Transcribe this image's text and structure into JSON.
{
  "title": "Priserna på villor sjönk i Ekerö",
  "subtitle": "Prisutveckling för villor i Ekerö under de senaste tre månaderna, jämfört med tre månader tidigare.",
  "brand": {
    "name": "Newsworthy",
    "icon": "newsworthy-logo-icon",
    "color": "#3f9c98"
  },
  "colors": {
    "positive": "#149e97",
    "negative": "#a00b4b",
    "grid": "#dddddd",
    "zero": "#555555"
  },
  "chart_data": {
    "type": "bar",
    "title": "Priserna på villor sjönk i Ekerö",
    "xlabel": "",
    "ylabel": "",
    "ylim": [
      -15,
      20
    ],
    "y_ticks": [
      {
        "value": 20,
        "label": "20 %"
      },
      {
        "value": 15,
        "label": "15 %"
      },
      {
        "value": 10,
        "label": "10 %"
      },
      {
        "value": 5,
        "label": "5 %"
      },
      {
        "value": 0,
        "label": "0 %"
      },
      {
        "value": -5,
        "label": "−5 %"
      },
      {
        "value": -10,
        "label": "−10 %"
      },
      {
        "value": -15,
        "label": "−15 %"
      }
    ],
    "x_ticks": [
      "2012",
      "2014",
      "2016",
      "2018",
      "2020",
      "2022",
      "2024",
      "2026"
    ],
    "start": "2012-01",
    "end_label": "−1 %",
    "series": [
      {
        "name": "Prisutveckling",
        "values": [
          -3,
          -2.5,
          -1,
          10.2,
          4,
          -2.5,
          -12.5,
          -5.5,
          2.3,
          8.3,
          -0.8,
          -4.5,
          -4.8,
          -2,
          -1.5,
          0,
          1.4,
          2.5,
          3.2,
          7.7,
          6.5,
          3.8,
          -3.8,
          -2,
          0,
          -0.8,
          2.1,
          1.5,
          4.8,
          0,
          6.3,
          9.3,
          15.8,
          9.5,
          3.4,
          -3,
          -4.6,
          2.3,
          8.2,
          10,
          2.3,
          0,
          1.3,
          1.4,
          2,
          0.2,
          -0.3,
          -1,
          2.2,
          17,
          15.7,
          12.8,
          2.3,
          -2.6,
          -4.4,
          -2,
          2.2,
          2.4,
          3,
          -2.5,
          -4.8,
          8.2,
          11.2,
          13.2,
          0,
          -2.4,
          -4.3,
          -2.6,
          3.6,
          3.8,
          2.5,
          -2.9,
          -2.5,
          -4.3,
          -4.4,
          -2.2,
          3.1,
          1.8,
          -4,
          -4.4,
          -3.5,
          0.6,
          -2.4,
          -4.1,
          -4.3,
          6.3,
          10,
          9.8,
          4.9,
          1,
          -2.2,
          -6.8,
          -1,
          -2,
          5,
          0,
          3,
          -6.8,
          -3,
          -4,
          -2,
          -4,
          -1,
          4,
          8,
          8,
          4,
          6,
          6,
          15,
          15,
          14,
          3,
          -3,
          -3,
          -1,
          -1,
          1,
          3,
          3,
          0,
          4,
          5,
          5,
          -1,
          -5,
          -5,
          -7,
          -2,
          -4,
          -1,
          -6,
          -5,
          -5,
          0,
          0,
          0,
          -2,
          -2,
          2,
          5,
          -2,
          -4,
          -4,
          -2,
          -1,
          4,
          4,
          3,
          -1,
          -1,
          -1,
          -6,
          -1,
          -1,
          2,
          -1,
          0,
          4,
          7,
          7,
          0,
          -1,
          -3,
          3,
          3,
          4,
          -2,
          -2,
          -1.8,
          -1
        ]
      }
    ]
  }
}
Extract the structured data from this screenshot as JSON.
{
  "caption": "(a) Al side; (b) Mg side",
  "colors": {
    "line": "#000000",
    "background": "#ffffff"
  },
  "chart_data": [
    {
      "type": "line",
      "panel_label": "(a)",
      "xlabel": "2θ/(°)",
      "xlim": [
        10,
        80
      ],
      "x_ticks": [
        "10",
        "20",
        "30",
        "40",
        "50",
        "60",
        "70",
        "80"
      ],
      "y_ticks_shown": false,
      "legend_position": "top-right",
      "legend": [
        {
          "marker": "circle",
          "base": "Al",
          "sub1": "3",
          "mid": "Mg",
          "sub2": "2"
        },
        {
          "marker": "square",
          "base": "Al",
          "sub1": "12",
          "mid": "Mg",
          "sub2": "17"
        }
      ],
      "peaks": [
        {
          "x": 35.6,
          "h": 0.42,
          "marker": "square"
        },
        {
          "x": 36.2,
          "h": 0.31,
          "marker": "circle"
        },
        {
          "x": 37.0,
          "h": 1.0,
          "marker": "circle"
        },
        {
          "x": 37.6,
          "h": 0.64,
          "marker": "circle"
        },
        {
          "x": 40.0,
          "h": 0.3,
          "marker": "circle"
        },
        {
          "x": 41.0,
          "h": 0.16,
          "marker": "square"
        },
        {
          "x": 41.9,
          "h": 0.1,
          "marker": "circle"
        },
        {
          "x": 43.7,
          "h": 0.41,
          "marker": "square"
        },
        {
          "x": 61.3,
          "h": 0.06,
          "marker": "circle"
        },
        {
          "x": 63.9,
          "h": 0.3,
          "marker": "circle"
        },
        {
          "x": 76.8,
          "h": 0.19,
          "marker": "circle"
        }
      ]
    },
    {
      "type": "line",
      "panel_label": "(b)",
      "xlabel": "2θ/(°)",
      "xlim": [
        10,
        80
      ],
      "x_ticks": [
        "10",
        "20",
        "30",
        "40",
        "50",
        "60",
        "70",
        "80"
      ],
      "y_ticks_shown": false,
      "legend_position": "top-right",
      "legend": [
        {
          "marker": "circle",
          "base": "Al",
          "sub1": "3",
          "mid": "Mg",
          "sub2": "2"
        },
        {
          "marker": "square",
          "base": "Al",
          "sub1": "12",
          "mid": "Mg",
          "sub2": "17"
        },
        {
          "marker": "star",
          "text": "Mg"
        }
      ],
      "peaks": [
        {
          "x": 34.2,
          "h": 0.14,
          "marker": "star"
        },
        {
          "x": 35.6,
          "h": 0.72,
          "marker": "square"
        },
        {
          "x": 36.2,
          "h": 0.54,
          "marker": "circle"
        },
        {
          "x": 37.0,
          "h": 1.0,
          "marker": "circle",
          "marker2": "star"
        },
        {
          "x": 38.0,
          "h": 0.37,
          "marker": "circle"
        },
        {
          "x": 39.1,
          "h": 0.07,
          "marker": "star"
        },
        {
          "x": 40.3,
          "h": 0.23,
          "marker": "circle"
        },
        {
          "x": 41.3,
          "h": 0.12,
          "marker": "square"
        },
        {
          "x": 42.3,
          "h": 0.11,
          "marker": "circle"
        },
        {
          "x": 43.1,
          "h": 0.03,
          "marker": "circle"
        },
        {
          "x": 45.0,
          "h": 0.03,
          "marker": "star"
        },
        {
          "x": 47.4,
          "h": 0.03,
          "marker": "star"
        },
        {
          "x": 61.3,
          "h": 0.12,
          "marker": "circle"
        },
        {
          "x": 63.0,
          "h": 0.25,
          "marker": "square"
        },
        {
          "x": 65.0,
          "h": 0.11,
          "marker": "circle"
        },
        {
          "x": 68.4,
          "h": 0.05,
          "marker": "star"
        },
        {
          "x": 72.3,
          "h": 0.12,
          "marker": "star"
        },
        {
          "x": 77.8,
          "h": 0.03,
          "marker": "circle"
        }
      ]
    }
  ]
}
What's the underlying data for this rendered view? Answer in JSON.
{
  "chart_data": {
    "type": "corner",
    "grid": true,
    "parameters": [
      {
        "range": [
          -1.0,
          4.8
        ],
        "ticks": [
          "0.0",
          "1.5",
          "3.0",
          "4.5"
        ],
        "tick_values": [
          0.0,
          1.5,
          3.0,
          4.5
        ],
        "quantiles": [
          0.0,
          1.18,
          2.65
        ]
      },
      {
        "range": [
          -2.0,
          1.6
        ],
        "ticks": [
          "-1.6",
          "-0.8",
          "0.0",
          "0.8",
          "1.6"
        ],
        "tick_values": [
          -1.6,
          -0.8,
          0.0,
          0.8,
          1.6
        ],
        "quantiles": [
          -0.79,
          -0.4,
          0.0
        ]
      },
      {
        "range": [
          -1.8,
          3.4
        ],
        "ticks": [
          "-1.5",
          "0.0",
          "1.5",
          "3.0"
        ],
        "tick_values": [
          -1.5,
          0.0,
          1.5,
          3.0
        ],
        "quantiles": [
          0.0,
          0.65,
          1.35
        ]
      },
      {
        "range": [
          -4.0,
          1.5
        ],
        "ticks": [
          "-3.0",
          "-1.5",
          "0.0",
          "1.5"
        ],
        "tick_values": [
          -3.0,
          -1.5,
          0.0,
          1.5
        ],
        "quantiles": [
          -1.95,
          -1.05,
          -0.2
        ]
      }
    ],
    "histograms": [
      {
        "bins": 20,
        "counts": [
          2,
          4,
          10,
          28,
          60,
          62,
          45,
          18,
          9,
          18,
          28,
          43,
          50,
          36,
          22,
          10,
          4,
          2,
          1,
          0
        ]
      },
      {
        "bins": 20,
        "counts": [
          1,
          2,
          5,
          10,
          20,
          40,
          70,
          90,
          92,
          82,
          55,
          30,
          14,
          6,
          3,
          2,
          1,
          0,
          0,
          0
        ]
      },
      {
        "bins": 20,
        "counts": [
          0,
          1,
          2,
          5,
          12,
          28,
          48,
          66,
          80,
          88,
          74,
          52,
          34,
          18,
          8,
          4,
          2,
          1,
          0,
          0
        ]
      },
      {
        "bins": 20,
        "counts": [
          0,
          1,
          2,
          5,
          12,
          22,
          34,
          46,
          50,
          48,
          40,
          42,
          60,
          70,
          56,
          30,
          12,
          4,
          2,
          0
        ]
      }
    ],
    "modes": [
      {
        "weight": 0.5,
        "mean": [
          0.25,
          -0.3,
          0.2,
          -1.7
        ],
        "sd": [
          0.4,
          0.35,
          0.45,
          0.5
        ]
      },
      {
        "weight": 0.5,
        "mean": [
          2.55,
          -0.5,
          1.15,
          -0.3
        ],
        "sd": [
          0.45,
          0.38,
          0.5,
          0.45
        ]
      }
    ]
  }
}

○ ○ ○ ○ ○ ○ ○

WHAT THE EXERCISE ASKS:
Count the lines in the records above that contain the word "villor", and give only that number.

REPLY:
3